**WHAT YOU NEED TO DO:**
Examine the entries and show every line in which the word "this" is found.

Stored data:
—————
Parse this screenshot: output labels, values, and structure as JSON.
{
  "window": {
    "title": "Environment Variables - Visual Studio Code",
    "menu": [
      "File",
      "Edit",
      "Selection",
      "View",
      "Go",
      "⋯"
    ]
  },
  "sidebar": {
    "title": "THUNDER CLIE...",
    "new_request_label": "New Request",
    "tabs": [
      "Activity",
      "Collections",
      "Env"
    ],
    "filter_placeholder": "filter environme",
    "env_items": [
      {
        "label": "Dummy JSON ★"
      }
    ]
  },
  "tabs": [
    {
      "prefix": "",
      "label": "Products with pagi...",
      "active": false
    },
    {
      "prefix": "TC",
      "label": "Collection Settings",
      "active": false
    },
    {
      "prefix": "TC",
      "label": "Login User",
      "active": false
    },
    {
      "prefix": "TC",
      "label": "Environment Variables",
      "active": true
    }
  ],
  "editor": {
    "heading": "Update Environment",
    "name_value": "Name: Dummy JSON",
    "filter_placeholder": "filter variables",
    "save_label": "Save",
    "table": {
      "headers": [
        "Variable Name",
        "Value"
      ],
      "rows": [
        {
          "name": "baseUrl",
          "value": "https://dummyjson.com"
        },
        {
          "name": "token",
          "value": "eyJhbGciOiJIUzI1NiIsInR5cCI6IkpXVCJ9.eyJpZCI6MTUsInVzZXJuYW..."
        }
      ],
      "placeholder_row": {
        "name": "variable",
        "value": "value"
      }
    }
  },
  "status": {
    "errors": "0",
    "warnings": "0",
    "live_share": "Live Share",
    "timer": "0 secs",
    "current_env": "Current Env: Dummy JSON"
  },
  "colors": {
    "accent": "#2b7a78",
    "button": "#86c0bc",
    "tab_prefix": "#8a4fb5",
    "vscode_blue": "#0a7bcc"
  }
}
—————
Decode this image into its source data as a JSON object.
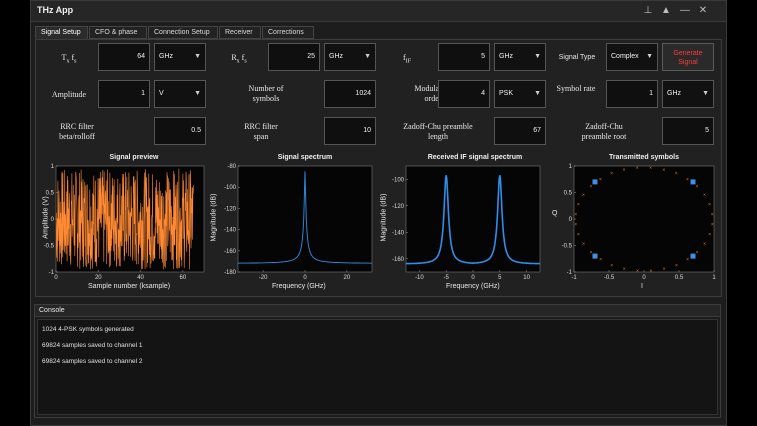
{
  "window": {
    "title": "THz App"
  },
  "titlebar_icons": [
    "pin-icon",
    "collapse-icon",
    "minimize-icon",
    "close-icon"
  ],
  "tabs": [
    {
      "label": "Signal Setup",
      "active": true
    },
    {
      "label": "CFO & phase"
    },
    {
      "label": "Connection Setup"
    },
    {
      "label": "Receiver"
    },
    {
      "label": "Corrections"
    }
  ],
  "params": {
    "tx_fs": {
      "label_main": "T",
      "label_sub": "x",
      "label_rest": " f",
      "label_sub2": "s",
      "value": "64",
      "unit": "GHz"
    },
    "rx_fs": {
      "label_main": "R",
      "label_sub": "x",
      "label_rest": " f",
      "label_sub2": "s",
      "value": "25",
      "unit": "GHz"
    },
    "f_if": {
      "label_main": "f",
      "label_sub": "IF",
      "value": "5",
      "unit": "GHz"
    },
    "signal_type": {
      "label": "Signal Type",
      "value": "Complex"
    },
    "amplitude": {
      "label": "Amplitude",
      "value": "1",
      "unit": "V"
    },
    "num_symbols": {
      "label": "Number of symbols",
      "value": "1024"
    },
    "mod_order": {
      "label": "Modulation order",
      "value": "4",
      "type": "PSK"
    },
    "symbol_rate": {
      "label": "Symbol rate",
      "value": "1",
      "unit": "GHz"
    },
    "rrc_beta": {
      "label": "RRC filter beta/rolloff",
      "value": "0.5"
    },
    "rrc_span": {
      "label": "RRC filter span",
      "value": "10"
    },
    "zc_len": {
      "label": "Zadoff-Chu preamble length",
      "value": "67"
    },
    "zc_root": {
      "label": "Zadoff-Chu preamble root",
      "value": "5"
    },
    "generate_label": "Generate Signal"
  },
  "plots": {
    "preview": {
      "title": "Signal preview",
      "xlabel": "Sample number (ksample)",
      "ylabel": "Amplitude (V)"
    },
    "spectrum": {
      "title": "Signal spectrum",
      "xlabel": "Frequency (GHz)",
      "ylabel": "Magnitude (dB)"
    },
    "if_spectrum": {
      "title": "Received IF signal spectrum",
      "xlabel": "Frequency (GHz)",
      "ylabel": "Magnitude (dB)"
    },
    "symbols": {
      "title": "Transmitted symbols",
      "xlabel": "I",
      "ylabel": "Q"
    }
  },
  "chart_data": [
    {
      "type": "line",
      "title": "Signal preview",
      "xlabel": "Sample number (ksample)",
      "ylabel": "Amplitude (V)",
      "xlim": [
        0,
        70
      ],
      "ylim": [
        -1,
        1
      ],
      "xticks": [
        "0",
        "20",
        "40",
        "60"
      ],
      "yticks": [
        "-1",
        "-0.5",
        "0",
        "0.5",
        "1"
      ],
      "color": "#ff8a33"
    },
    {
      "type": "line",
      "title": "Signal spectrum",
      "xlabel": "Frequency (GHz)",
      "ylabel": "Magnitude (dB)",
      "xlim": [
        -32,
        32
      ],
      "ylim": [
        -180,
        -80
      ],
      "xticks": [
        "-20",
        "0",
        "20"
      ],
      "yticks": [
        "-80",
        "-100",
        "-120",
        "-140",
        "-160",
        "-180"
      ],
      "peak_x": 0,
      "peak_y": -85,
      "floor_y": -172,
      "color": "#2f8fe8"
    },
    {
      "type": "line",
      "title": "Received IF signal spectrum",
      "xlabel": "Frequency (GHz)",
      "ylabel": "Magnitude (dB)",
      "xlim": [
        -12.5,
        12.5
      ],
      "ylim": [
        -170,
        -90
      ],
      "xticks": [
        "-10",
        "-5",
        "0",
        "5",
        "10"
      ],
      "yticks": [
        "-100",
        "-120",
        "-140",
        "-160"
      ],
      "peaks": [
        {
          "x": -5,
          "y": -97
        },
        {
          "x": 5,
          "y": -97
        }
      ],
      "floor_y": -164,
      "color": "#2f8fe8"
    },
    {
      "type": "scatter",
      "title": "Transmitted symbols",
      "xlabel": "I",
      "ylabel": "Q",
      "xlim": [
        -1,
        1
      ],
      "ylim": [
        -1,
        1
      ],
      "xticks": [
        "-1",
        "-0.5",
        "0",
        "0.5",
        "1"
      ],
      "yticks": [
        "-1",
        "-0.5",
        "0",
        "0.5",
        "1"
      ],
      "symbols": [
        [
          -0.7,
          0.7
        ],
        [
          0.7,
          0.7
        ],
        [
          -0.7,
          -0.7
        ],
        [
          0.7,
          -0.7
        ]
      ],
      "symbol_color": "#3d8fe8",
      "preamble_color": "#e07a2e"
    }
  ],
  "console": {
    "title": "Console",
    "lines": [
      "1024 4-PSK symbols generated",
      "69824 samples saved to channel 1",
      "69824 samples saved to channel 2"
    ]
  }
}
—————
**WORKED ANSWER:**
Parse this screenshot: output labels, values, and structure as JSON.
Decode this image into its source data as a JSON object.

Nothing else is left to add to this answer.